Exercise details
Reproduce all entries precisely as they are written.

>> begin

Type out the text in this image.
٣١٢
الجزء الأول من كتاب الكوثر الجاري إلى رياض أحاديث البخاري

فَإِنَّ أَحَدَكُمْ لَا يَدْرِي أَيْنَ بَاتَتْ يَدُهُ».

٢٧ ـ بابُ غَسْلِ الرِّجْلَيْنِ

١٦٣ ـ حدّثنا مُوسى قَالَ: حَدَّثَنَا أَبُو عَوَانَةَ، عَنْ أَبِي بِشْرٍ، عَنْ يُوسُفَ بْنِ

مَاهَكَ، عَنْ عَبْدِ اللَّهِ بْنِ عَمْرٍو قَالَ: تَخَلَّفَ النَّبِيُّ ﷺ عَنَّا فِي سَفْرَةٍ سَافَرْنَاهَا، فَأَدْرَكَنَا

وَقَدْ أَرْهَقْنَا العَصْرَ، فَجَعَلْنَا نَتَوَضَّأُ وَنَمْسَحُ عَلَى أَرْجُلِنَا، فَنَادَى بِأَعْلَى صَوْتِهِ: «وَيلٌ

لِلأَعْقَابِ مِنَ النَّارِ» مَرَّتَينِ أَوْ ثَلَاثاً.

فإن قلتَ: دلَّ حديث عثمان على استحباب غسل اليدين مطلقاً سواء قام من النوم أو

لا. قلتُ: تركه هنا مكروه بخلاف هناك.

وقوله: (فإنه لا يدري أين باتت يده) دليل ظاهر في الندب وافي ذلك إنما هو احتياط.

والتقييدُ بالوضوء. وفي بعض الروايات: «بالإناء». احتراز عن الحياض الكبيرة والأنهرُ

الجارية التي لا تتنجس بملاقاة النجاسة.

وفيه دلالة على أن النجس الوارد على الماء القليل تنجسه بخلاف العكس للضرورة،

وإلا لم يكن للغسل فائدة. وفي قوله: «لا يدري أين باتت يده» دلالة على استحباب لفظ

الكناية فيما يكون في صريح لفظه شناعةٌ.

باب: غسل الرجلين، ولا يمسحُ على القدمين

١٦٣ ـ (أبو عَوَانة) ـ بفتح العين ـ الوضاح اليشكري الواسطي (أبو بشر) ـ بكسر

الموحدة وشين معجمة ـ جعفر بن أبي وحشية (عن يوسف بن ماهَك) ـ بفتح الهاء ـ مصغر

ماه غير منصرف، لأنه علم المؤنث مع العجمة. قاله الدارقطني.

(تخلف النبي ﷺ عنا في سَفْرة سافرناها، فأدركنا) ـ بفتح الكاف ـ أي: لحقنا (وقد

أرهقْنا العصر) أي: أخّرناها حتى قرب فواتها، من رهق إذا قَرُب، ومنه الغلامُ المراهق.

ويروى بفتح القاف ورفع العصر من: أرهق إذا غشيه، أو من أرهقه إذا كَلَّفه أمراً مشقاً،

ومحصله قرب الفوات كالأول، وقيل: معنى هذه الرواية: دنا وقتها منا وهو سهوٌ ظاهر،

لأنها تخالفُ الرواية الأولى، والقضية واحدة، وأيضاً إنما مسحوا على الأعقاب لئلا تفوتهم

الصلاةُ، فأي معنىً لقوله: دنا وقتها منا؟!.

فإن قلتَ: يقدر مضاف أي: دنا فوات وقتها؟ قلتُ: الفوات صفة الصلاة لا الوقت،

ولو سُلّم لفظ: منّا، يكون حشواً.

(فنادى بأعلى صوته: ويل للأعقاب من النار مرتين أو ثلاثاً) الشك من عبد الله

>> end

Correct result
Type out the text in this image.
٣١٢
الجزء الأول من كتاب الكوثر الجاري إلى رياض أحاديث البخاري

فَإِنَّ أَحَدَكُمْ لَا يَدْرِي أَيْنَ بَاتَتْ يَدُهُ».

٢٧ ـ بابُ غَسْلِ الرِّجْلَيْنِ

١٦٣ ـ حدّثنا مُوسى قَالَ: حَدَّثَنَا أَبُو عَوَانَةَ، عَنْ أَبِي بِشْرٍ، عَنْ يُوسُفَ بْنِ

مَاهَكَ، عَنْ عَبْدِ اللَّهِ بْنِ عَمْرٍو قَالَ: تَخَلَّفَ النَّبِيُّ ﷺ عَنَّا فِي سَفْرَةٍ سَافَرْنَاهَا، فَأَدْرَكَنَا

وَقَدْ أَرْهَقْنَا العَصْرَ، فَجَعَلْنَا نَتَوَضَّأُ وَنَمْسَحُ عَلَى أَرْجُلِنَا، فَنَادَى بِأَعْلَى صَوْتِهِ: «وَيلٌ

لِلأَعْقَابِ مِنَ النَّارِ» مَرَّتَينِ أَوْ ثَلَاثاً.

فإن قلتَ: دلَّ حديث عثمان على استحباب غسل اليدين مطلقاً سواء قام من النوم أو

لا. قلتُ: تركه هنا مكروه بخلاف هناك.

وقوله: (فإنه لا يدري أين باتت يده) دليل ظاهر في الندب وافي ذلك إنما هو احتياط.

والتقييدُ بالوضوء. وفي بعض الروايات: «بالإناء». احتراز عن الحياض الكبيرة والأنهرُ

الجارية التي لا تتنجس بملاقاة النجاسة.

وفيه دلالة على أن النجس الوارد على الماء القليل تنجسه بخلاف العكس للضرورة،

وإلا لم يكن للغسل فائدة. وفي قوله: «لا يدري أين باتت يده» دلالة على استحباب لفظ

الكناية فيما يكون في صريح لفظه شناعةٌ.

باب: غسل الرجلين، ولا يمسحُ على القدمين

١٦٣ ـ (أبو عَوَانة) ـ بفتح العين ـ الوضاح اليشكري الواسطي (أبو بشر) ـ بكسر

الموحدة وشين معجمة ـ جعفر بن أبي وحشية (عن يوسف بن ماهَك) ـ بفتح الهاء ـ مصغر

ماه غير منصرف، لأنه علم المؤنث مع العجمة. قاله الدارقطني.

(تخلف النبي ﷺ عنا في سَفْرة سافرناها، فأدركنا) ـ بفتح الكاف ـ أي: لحقنا (وقد

أرهقْنا العصر) أي: أخّرناها حتى قرب فواتها، من رهق إذا قَرُب، ومنه الغلامُ المراهق.

ويروى بفتح القاف ورفع العصر من: أرهق إذا غشيه، أو من أرهقه إذا كَلَّفه أمراً مشقاً،

ومحصله قرب الفوات كالأول، وقيل: معنى هذه الرواية: دنا وقتها منا وهو سهوٌ ظاهر،

لأنها تخالفُ الرواية الأولى، والقضية واحدة، وأيضاً إنما مسحوا على الأعقاب لئلا تفوتهم

الصلاةُ، فأي معنىً لقوله: دنا وقتها منا؟!.

فإن قلتَ: يقدر مضاف أي: دنا فوات وقتها؟ قلتُ: الفوات صفة الصلاة لا الوقت،

ولو سُلّم لفظ: منّا، يكون حشواً.

(فنادى بأعلى صوته: ويل للأعقاب من النار مرتين أو ثلاثاً) الشك من عبد الله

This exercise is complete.